**Set task**
Extract each line containing the string "values".

* Start Records shown *

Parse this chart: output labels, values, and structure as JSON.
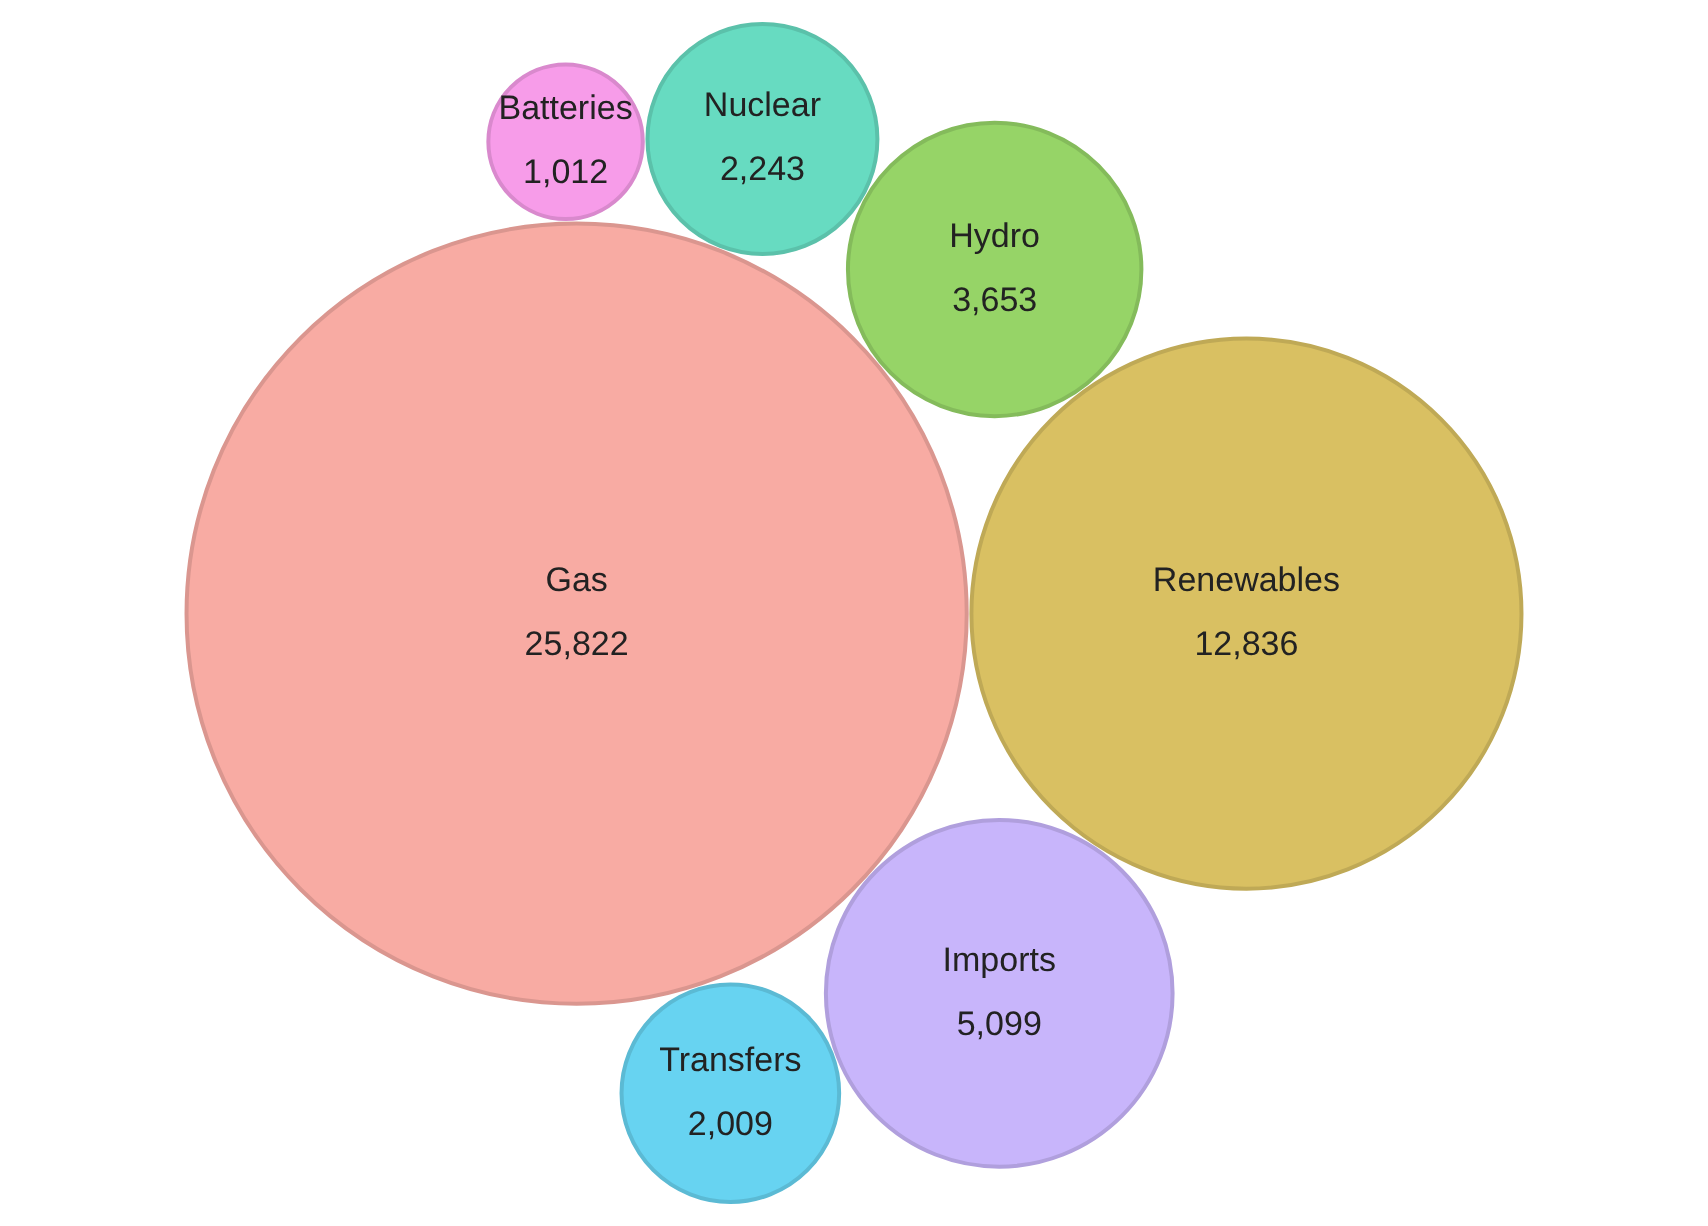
{
  "chart_data": {
    "type": "other",
    "categories": [
      "Gas",
      "Renewables",
      "Imports",
      "Hydro",
      "Nuclear",
      "Transfers",
      "Batteries"
    ],
    "values": [
      25822,
      12836,
      5099,
      3653,
      2243,
      2009,
      1012
    ],
    "colors": [
      "#f8aba3",
      "#d9c062",
      "#c8b5fb",
      "#96d467",
      "#67dbc1",
      "#67d3f1",
      "#f79ce9"
    ],
    "value_labels": [
      "25,822",
      "12,836",
      "5,099",
      "3,653",
      "2,243",
      "2,009",
      "1,012"
    ]
  }
}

* End Records shown *

**Worked solution**
Parse this chart: output labels, values, and structure as JSON.
    "values": [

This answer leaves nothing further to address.